(Boxed element entries)
######
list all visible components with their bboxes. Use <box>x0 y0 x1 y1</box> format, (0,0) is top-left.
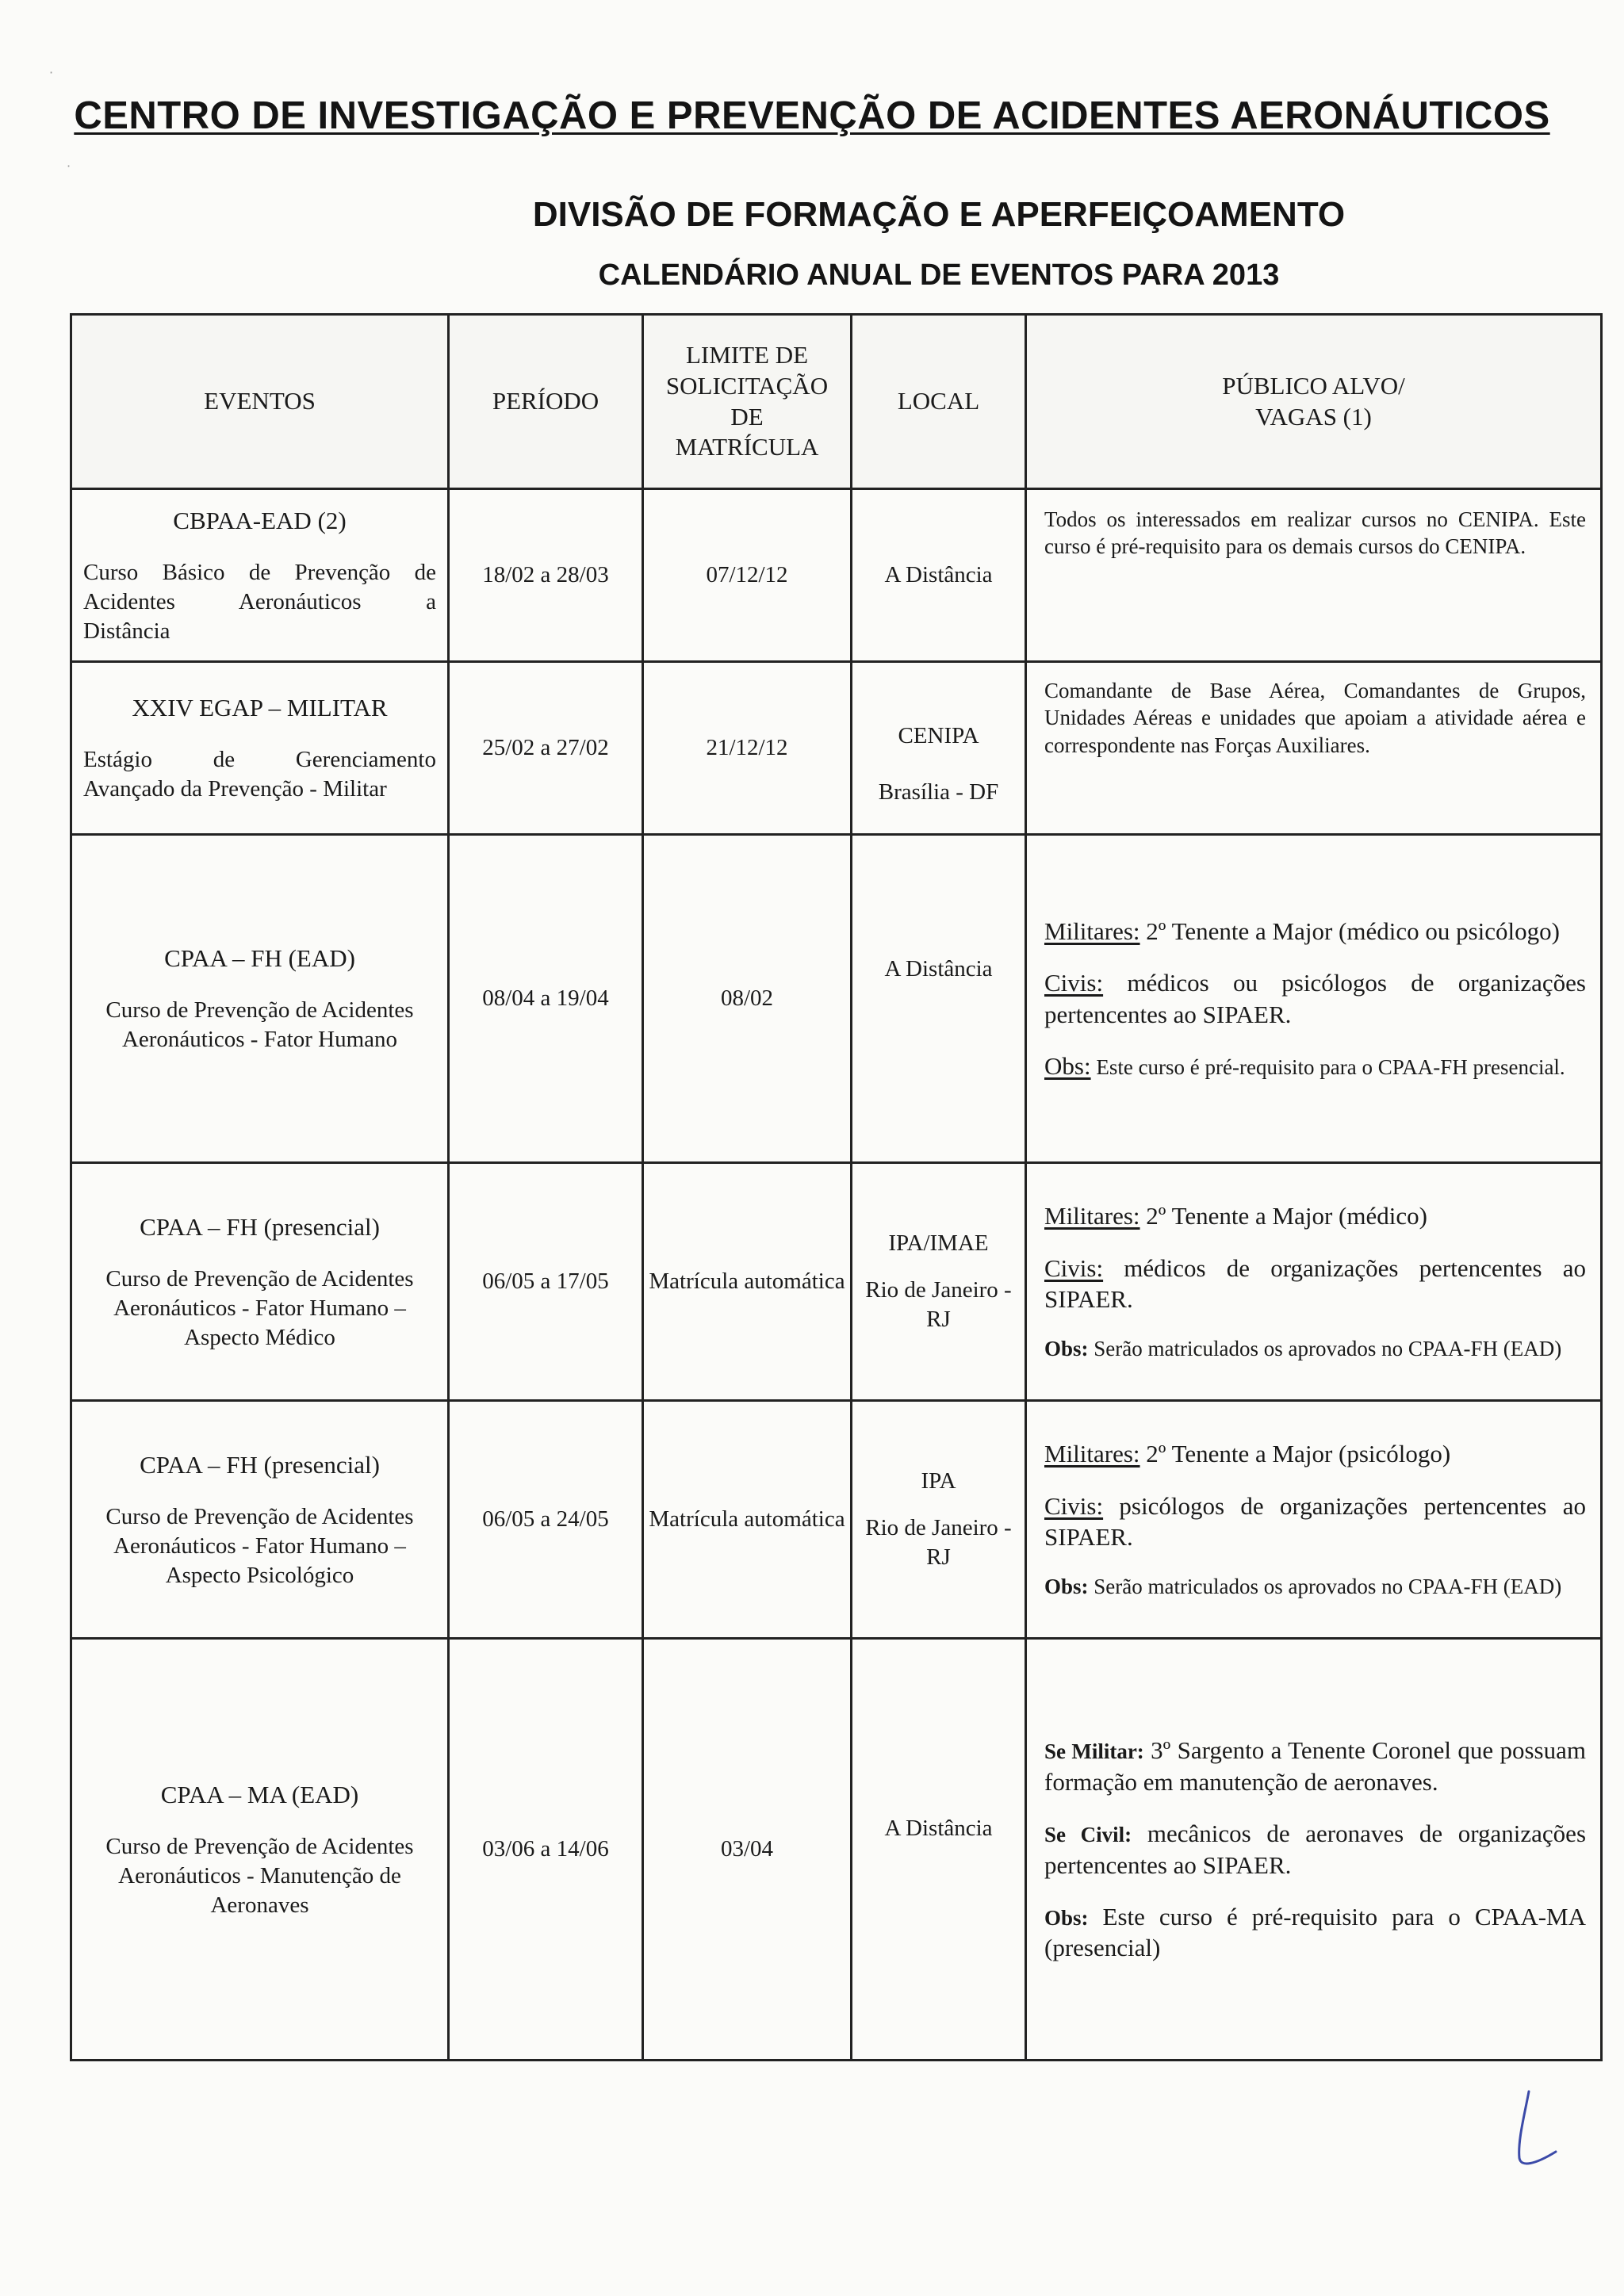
scan-speck: · <box>67 159 71 174</box>
event-code: XXIV EGAP – MILITAR <box>132 693 388 721</box>
location-cell: A Distância <box>852 1639 1026 2061</box>
period-cell: 03/06 a 14/06 <box>449 1639 643 2061</box>
audience-cell: Comandante de Base Aérea, Comandantes de Grupos, Unidades Aéreas e unidades que apoiam a atividade aérea e correspondente nas Forças Auxiliares. <box>1026 662 1602 835</box>
deadline-cell: 21/12/12 <box>643 662 852 835</box>
location-cell: A Distância <box>852 835 1026 1163</box>
audience-cell: Todos os interessados em realizar cursos no CENIPA. Este curso é pré-requisito para os demais cursos do CENIPA. <box>1026 489 1602 662</box>
event-description: Curso de Prevenção de Acidentes Aeronáuticos - Fator Humano – Aspecto Psicológico <box>105 1503 414 1588</box>
scan-speck: · <box>49 65 54 80</box>
deadline-cell: 03/04 <box>643 1639 852 2061</box>
col-header-eventos: EVENTOS <box>71 315 449 489</box>
event-code: CPAA – FH (EAD) <box>164 943 355 972</box>
col-header-periodo: PERÍODO <box>449 315 643 489</box>
event-cell <box>71 662 449 835</box>
civis-label: Civis: <box>1044 1491 1104 1520</box>
handwritten-initial-mark <box>1507 2085 1570 2172</box>
table-row <box>71 1401 1602 1639</box>
table-row <box>71 1639 1602 2061</box>
location-cell: CENIPA Brasília - DF <box>852 662 1026 835</box>
event-cell <box>71 1401 449 1639</box>
event-code: CPAA – MA (EAD) <box>160 1780 359 1808</box>
audience-cell: Se Militar: 3º Sargento a Tenente Coronel que possuam formação em manutenção de aeronaves. Se Civil: mecânicos de aeronaves de organizações pertencentes ao SIPAER. Obs: Este curso é pré-requisito para o CPAA-MA (presencial) <box>1026 1639 1602 2061</box>
table-row <box>71 489 1602 662</box>
obs-label: Obs: <box>1044 1575 1089 1599</box>
deadline-cell: Matrícula automática <box>643 1401 852 1639</box>
audience-cell: Militares: 2º Tenente a Major (médico ou psicólogo) Civis: médicos ou psicólogos de organizações pertencentes ao SIPAER. Obs: Este curso é pré-requisito para o CPAA-FH presencial. <box>1026 835 1602 1163</box>
se-civil-label: Se Civil: <box>1044 1823 1132 1847</box>
event-cell <box>71 1639 449 2061</box>
event-cell <box>71 835 449 1163</box>
col-header-local: LOCAL <box>852 315 1026 489</box>
events-table <box>70 313 1603 2061</box>
location-cell: A Distância <box>852 489 1026 662</box>
militares-label: Militares: <box>1044 1202 1140 1230</box>
militares-label: Militares: <box>1044 916 1140 945</box>
deadline-cell: Matrícula automática <box>643 1163 852 1401</box>
calendar-subtitle: CALENDÁRIO ANUAL DE EVENTOS PARA 2013 <box>598 258 1280 292</box>
event-cell <box>71 1163 449 1401</box>
event-code: CBPAA-EAD (2) <box>173 506 347 534</box>
se-militar-label: Se Militar: <box>1044 1739 1144 1764</box>
obs-label: Obs: <box>1044 1051 1091 1080</box>
table-row <box>71 835 1602 1163</box>
obs-label: Obs: <box>1044 1337 1089 1361</box>
event-description: Curso de Prevenção de Acidentes Aeronáuticos - Fator Humano – Aspecto Médico <box>105 1265 414 1350</box>
location-cell: IPA/IMAE Rio de Janeiro - RJ <box>852 1163 1026 1401</box>
militares-label: Militares: <box>1044 1440 1140 1468</box>
col-header-limite: LIMITE DE SOLICITAÇÃO DE MATRÍCULA <box>643 315 852 489</box>
col-header-publico: PÚBLICO ALVO/ VAGAS (1) <box>1026 315 1602 489</box>
event-cell <box>71 489 449 662</box>
event-description: Curso de Prevenção de Acidentes Aeronáuticos - Manutenção de Aeronaves <box>105 1833 414 1918</box>
period-cell: 25/02 a 27/02 <box>449 662 643 835</box>
audience-cell: Militares: 2º Tenente a Major (médico) Civis: médicos de organizações pertencentes ao SIPAER. Obs: Serão matriculados os aprovados no CPAA-FH (EAD) <box>1026 1163 1602 1401</box>
period-cell: 06/05 a 24/05 <box>449 1401 643 1639</box>
event-description: Curso de Prevenção de Acidentes Aeronáuticos - Fator Humano <box>105 997 414 1053</box>
civis-label: Civis: <box>1044 969 1104 997</box>
period-cell: 18/02 a 28/03 <box>449 489 643 662</box>
org-title: CENTRO DE INVESTIGAÇÃO E PREVENÇÃO DE ACIDENTES AERONÁUTICOS <box>74 94 1550 137</box>
table-row <box>71 1163 1602 1401</box>
civis-label: Civis: <box>1044 1253 1104 1282</box>
table-row <box>71 662 1602 835</box>
obs-label: Obs: <box>1044 1905 1089 1930</box>
event-code: CPAA – FH (presencial) <box>140 1212 380 1241</box>
period-cell: 06/05 a 17/05 <box>449 1163 643 1401</box>
table-header-row <box>71 315 1602 489</box>
event-description: Estágio de Gerenciamento Avançado da Prevenção - Militar <box>83 747 436 802</box>
division-title: DIVISÃO DE FORMAÇÃO E APERFEIÇOAMENTO <box>532 195 1346 234</box>
deadline-cell: 08/02 <box>643 835 852 1163</box>
location-cell: IPA Rio de Janeiro - RJ <box>852 1401 1026 1639</box>
audience-cell: Militares: 2º Tenente a Major (psicólogo) Civis: psicólogos de organizações pertencentes ao SIPAER. Obs: Serão matriculados os aprovados no CPAA-FH (EAD) <box>1026 1401 1602 1639</box>
event-description: Curso Básico de Prevenção de Acidentes Aeronáuticos a Distância <box>83 559 436 644</box>
period-cell: 08/04 a 19/04 <box>449 835 643 1163</box>
event-code: CPAA – FH (presencial) <box>140 1450 380 1479</box>
deadline-cell: 07/12/12 <box>643 489 852 662</box>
######
**WHAT IS EXPECTED:** Recast all of the lines above as a numbered list, skipping any blank lines and leaving the pictures out.

**COMPLETED TASK:**
1. list all visible components with their bboxes. Use <box>x0 y0 x1 y1</box> format, (0,0) is top-left.
2. scan-speck: · <box>67 159 71 174</box>
3. event-code: XXIV EGAP – MILITAR <box>132 693 388 721</box>
4. location-cell: A Distância <box>852 1639 1026 2061</box>
5. period-cell: 03/06 a 14/06 <box>449 1639 643 2061</box>
6. audience-cell: Comandante de Base Aérea, Comandantes de Grupos, Unidades Aéreas e unidades que apoiam a atividade aérea e correspondente nas Forças Auxiliares. <box>1026 662 1602 835</box>
7. deadline-cell: 21/12/12 <box>643 662 852 835</box>
8. location-cell: A Distância <box>852 835 1026 1163</box>
9. audience-cell: Todos os interessados em realizar cursos no CENIPA. Este curso é pré-requisito para os demais cursos do CENIPA. <box>1026 489 1602 662</box>
10. event-description: Curso de Prevenção de Acidentes Aeronáuticos - Fator Humano – Aspecto Psicológico <box>105 1503 414 1588</box>
11. scan-speck: · <box>49 65 54 80</box>
12. deadline-cell: 03/04 <box>643 1639 852 2061</box>
13. col-header-eventos: EVENTOS <box>71 315 449 489</box>
14. event-code: CPAA – FH (EAD) <box>164 943 355 972</box>
15. col-header-periodo: PERÍODO <box>449 315 643 489</box>
16. event-cell <box>71 662 449 835</box>
17. civis-label: Civis: <box>1044 1491 1104 1520</box>
18. handwritten-initial-mark <box>1507 2085 1570 2172</box>
19. table-row <box>71 1401 1602 1639</box>
20. table-row <box>71 1639 1602 2061</box>
21. location-cell: CENIPA Brasília - DF <box>852 662 1026 835</box>
22. event-cell <box>71 1401 449 1639</box>
23. event-code: CPAA – MA (EAD) <box>160 1780 359 1808</box>
24. audience-cell: Se Militar: 3º Sargento a Tenente Coronel que possuam formação em manutenção de aeronaves. Se Civil: mecânicos de aeronaves de organizações pertencentes ao SIPAER. Obs: Este curso é pré-requisito para o CPAA-MA (presencial) <box>1026 1639 1602 2061</box>
25. table-row <box>71 489 1602 662</box>
26. obs-label: Obs: <box>1044 1575 1089 1599</box>
27. deadline-cell: Matrícula automática <box>643 1401 852 1639</box>
28. audience-cell: Militares: 2º Tenente a Major (médico ou psicólogo) Civis: médicos ou psicólogos de organizações pertencentes ao SIPAER. Obs: Este curso é pré-requisito para o CPAA-FH presencial. <box>1026 835 1602 1163</box>
29. se-civil-label: Se Civil: <box>1044 1823 1132 1847</box>
30. event-cell <box>71 1639 449 2061</box>
31. event-cell <box>71 835 449 1163</box>
32. col-header-local: LOCAL <box>852 315 1026 489</box>
33. events-table <box>70 313 1603 2061</box>
34. location-cell: A Distância <box>852 489 1026 662</box>
35. militares-label: Militares: <box>1044 1202 1140 1230</box>
36. militares-label: Militares: <box>1044 916 1140 945</box>
37. deadline-cell: Matrícula automática <box>643 1163 852 1401</box>
38. calendar-subtitle: CALENDÁRIO ANUAL DE EVENTOS PARA 2013 <box>598 258 1280 292</box>
39. event-cell <box>71 1163 449 1401</box>
40. event-code: CBPAA-EAD (2) <box>173 506 347 534</box>
41. se-militar-label: Se Militar: <box>1044 1739 1144 1764</box>
42. obs-label: Obs: <box>1044 1051 1091 1080</box>
43. table-row <box>71 835 1602 1163</box>
44. obs-label: Obs: <box>1044 1337 1089 1361</box>
45. event-description: Curso de Prevenção de Acidentes Aeronáuticos - Fator Humano – Aspecto Médico <box>105 1265 414 1350</box>
46. location-cell: IPA/IMAE Rio de Janeiro - RJ <box>852 1163 1026 1401</box>
47. militares-label: Militares: <box>1044 1440 1140 1468</box>
48. col-header-limite: LIMITE DE SOLICITAÇÃO DE MATRÍCULA <box>643 315 852 489</box>
49. col-header-publico: PÚBLICO ALVO/ VAGAS (1) <box>1026 315 1602 489</box>
50. event-cell <box>71 489 449 662</box>
51. event-description: Curso de Prevenção de Acidentes Aeronáuticos - Manutenção de Aeronaves <box>105 1833 414 1918</box>
52. period-cell: 25/02 a 27/02 <box>449 662 643 835</box>
53. audience-cell: Militares: 2º Tenente a Major (médico) Civis: médicos de organizações pertencentes ao SIPAER. Obs: Serão matriculados os aprovados no CPAA-FH (EAD) <box>1026 1163 1602 1401</box>
54. period-cell: 06/05 a 24/05 <box>449 1401 643 1639</box>
55. event-description: Curso de Prevenção de Acidentes Aeronáuticos - Fator Humano <box>105 997 414 1053</box>
56. civis-label: Civis: <box>1044 969 1104 997</box>
57. period-cell: 18/02 a 28/03 <box>449 489 643 662</box>
58. org-title: CENTRO DE INVESTIGAÇÃO E PREVENÇÃO DE ACIDENTES AERONÁUTICOS <box>74 94 1550 137</box>
59. table-row <box>71 1163 1602 1401</box>
60. civis-label: Civis: <box>1044 1253 1104 1282</box>
61. table-row <box>71 662 1602 835</box>
62. obs-label: Obs: <box>1044 1905 1089 1930</box>
63. event-code: CPAA – FH (presencial) <box>140 1212 380 1241</box>
64. period-cell: 06/05 a 17/05 <box>449 1163 643 1401</box>
65. table-header-row <box>71 315 1602 489</box>
66. event-description: Estágio de Gerenciamento Avançado da Prevenção - Militar <box>83 747 436 802</box>
67. division-title: DIVISÃO DE FORMAÇÃO E APERFEIÇOAMENTO <box>532 195 1346 234</box>
68. deadline-cell: 08/02 <box>643 835 852 1163</box>
69. location-cell: IPA Rio de Janeiro - RJ <box>852 1401 1026 1639</box>
70. audience-cell: Militares: 2º Tenente a Major (psicólogo) Civis: psicólogos de organizações pertencentes ao SIPAER. Obs: Serão matriculados os aprovados no CPAA-FH (EAD) <box>1026 1401 1602 1639</box>
71. event-description: Curso Básico de Prevenção de Acidentes Aeronáuticos a Distância <box>83 559 436 644</box>
72. period-cell: 08/04 a 19/04 <box>449 835 643 1163</box>
73. event-code: CPAA – FH (presencial) <box>140 1450 380 1479</box>
74. deadline-cell: 07/12/12 <box>643 489 852 662</box>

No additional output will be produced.